What you are asked to do = Without altering anything, output the material below.
- - - - -
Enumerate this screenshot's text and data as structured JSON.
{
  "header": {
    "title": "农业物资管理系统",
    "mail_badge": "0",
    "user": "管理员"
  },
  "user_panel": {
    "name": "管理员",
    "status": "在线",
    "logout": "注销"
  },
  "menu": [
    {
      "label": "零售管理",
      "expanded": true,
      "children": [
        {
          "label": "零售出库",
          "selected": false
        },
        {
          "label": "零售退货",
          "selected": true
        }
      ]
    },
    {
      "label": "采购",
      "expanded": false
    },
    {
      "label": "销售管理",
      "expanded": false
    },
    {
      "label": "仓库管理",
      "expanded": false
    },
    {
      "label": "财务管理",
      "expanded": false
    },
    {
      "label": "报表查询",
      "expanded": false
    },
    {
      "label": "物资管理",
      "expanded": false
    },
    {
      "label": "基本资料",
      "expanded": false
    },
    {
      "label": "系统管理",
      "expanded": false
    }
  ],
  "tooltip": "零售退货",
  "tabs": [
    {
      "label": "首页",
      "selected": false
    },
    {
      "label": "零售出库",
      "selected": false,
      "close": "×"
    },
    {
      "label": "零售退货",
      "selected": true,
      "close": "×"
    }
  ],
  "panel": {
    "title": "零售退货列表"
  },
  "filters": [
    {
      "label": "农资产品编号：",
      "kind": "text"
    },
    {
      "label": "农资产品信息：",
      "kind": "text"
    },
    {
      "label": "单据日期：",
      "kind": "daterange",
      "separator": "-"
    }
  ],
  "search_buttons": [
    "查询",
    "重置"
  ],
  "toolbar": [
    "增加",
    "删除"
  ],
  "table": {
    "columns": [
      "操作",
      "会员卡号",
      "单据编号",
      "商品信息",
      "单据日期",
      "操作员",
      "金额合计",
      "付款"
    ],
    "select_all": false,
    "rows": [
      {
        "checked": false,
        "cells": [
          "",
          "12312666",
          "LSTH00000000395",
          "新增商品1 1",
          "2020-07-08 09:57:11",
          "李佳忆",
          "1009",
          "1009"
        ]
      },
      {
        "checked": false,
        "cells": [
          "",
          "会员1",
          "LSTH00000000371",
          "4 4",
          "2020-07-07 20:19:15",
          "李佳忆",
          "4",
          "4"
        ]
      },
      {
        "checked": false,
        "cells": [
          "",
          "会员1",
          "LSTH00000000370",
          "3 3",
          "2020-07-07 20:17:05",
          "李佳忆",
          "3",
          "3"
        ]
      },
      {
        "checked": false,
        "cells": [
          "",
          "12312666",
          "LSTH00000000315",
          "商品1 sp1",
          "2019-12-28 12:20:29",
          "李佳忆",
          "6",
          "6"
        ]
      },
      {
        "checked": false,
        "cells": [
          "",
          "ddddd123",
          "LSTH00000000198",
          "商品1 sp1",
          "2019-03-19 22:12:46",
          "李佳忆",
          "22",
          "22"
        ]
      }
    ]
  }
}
- - - - -
Correct result =
Enumerate this screenshot's text and data as structured JSON.
{
  "header": {
    "title": "农业物资管理系统",
    "mail_badge": "0",
    "user": "管理员"
  },
  "user_panel": {
    "name": "管理员",
    "status": "在线",
    "logout": "注销"
  },
  "menu": [
    {
      "label": "零售管理",
      "expanded": true,
      "children": [
        {
          "label": "零售出库",
          "selected": false
        },
        {
          "label": "零售退货",
          "selected": true
        }
      ]
    },
    {
      "label": "采购",
      "expanded": false
    },
    {
      "label": "销售管理",
      "expanded": false
    },
    {
      "label": "仓库管理",
      "expanded": false
    },
    {
      "label": "财务管理",
      "expanded": false
    },
    {
      "label": "报表查询",
      "expanded": false
    },
    {
      "label": "物资管理",
      "expanded": false
    },
    {
      "label": "基本资料",
      "expanded": false
    },
    {
      "label": "系统管理",
      "expanded": false
    }
  ],
  "tooltip": "零售退货",
  "tabs": [
    {
      "label": "首页",
      "selected": false
    },
    {
      "label": "零售出库",
      "selected": false,
      "close": "×"
    },
    {
      "label": "零售退货",
      "selected": true,
      "close": "×"
    }
  ],
  "panel": {
    "title": "零售退货列表"
  },
  "filters": [
    {
      "label": "农资产品编号：",
      "kind": "text"
    },
    {
      "label": "农资产品信息：",
      "kind": "text"
    },
    {
      "label": "单据日期：",
      "kind": "daterange",
      "separator": "-"
    }
  ],
  "search_buttons": [
    "查询",
    "重置"
  ],
  "toolbar": [
    "增加",
    "删除"
  ],
  "table": {
    "columns": [
      "操作",
      "会员卡号",
      "单据编号",
      "商品信息",
      "单据日期",
      "操作员",
      "金额合计",
      "付款"
    ],
    "select_all": false,
    "rows": [
      {
        "checked": false,
        "cells": [
          "",
          "12312666",
          "LSTH00000000395",
          "新增商品1 1",
          "2020-07-08 09:57:11",
          "李佳忆",
          "1009",
          "1009"
        ]
      },
      {
        "checked": false,
        "cells": [
          "",
          "会员1",
          "LSTH00000000371",
          "4 4",
          "2020-07-07 20:19:15",
          "李佳忆",
          "4",
          "4"
        ]
      },
      {
        "checked": false,
        "cells": [
          "",
          "会员1",
          "LSTH00000000370",
          "3 3",
          "2020-07-07 20:17:05",
          "李佳忆",
          "3",
          "3"
        ]
      },
      {
        "checked": false,
        "cells": [
          "",
          "12312666",
          "LSTH00000000315",
          "商品1 sp1",
          "2019-12-28 12:20:29",
          "李佳忆",
          "6",
          "6"
        ]
      },
      {
        "checked": false,
        "cells": [
          "",
          "ddddd123",
          "LSTH00000000198",
          "商品1 sp1",
          "2019-03-19 22:12:46",
          "李佳忆",
          "22",
          "22"
        ]
      }
    ]
  }
}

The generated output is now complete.